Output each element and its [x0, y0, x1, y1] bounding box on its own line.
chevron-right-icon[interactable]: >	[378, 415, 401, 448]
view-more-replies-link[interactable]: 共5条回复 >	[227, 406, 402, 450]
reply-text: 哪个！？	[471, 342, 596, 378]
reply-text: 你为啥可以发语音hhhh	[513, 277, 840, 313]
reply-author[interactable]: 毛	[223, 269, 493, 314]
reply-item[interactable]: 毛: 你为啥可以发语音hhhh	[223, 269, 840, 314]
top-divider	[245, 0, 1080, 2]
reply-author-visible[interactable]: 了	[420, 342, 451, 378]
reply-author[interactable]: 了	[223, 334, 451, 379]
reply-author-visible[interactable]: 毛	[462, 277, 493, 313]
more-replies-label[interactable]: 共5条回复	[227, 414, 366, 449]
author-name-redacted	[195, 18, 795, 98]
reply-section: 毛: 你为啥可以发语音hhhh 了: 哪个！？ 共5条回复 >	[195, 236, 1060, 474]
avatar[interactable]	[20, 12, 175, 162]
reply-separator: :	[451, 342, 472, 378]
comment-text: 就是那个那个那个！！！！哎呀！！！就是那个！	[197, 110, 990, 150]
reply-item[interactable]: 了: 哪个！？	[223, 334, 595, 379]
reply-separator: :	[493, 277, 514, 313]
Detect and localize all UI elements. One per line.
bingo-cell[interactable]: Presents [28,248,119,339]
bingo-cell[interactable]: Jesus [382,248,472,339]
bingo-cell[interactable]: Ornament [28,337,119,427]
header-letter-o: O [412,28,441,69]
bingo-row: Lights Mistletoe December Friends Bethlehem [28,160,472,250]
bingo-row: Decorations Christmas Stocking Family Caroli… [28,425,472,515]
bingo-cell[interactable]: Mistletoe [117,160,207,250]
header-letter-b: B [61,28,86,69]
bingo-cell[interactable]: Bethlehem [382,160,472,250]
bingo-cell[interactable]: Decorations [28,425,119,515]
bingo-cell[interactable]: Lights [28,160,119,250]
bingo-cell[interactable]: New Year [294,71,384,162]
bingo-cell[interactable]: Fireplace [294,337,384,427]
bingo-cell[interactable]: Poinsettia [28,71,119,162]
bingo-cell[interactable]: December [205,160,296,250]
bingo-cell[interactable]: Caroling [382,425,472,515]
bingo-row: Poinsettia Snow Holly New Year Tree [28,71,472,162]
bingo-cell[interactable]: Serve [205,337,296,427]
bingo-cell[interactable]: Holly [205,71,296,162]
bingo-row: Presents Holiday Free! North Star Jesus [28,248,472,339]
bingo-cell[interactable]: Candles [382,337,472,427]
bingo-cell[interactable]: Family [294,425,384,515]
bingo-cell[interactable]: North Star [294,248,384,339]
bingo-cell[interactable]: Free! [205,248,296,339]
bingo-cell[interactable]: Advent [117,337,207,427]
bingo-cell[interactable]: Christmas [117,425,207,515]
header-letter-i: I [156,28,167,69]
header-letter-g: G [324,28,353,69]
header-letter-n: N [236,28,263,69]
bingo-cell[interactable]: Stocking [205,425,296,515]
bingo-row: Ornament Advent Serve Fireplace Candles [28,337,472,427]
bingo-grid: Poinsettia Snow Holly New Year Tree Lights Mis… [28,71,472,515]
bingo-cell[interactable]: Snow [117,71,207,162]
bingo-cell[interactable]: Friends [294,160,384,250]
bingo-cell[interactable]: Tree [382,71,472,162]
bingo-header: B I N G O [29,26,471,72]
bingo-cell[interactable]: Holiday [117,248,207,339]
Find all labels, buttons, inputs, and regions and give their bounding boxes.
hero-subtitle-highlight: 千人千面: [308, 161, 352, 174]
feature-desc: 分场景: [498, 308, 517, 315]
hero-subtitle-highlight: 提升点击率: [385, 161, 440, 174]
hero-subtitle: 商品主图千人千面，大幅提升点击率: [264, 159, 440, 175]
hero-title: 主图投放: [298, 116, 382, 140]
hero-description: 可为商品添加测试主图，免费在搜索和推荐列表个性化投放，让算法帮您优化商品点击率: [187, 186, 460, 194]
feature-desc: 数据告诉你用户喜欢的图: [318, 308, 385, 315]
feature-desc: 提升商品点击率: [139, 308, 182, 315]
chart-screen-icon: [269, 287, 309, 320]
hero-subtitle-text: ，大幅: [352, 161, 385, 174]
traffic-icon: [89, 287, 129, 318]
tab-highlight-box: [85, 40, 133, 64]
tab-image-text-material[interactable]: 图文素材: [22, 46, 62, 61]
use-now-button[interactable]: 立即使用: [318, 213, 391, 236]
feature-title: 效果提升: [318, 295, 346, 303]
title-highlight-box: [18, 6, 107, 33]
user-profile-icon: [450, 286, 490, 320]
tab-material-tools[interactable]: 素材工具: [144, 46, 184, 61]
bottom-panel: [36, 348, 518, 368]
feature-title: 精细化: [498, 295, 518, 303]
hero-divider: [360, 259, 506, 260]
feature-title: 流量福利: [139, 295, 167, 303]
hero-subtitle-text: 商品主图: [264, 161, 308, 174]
────────
Please copy everything from the start of the entries down to the line containing "bingo-row: Presents Holiday", including that line, without changing anything.

Output each element and its [x0, y0, x1, y1] bounding box on its own line.
chevron-right-icon[interactable]: >	[378, 415, 401, 448]
view-more-replies-link[interactable]: 共5条回复 >	[227, 406, 402, 450]
reply-text: 哪个！？	[471, 342, 596, 378]
reply-text: 你为啥可以发语音hhhh	[513, 277, 840, 313]
reply-author[interactable]: 毛	[223, 269, 493, 314]
reply-item[interactable]: 毛: 你为啥可以发语音hhhh	[223, 269, 840, 314]
top-divider	[245, 0, 1080, 2]
reply-author-visible[interactable]: 了	[420, 342, 451, 378]
reply-author[interactable]: 了	[223, 334, 451, 379]
reply-author-visible[interactable]: 毛	[462, 277, 493, 313]
more-replies-label[interactable]: 共5条回复	[227, 414, 366, 449]
author-name-redacted	[195, 18, 795, 98]
reply-section: 毛: 你为啥可以发语音hhhh 了: 哪个！？ 共5条回复 >	[195, 236, 1060, 474]
avatar[interactable]	[20, 12, 175, 162]
reply-separator: :	[451, 342, 472, 378]
comment-text: 就是那个那个那个！！！！哎呀！！！就是那个！	[197, 110, 990, 150]
reply-item[interactable]: 了: 哪个！？	[223, 334, 595, 379]
reply-separator: :	[493, 277, 514, 313]
Detect and localize all UI elements. One per line.
bingo-cell[interactable]: Presents [28,248,119,339]
bingo-cell[interactable]: Jesus [382,248,472,339]
bingo-cell[interactable]: Ornament [28,337,119,427]
header-letter-o: O [412,28,441,69]
bingo-row: Lights Mistletoe December Friends Bethlehem [28,160,472,250]
bingo-row: Decorations Christmas Stocking Family Caroli… [28,425,472,515]
bingo-cell[interactable]: Mistletoe [117,160,207,250]
header-letter-b: B [61,28,86,69]
bingo-cell[interactable]: Bethlehem [382,160,472,250]
bingo-cell[interactable]: Decorations [28,425,119,515]
bingo-cell[interactable]: Lights [28,160,119,250]
bingo-cell[interactable]: New Year [294,71,384,162]
bingo-cell[interactable]: Fireplace [294,337,384,427]
bingo-cell[interactable]: Poinsettia [28,71,119,162]
bingo-cell[interactable]: December [205,160,296,250]
bingo-cell[interactable]: Caroling [382,425,472,515]
bingo-row: Poinsettia Snow Holly New Year Tree [28,71,472,162]
bingo-cell[interactable]: Serve [205,337,296,427]
bingo-cell[interactable]: Holly [205,71,296,162]
bingo-row: Presents Holiday Free! North Star Jesus [28,248,472,339]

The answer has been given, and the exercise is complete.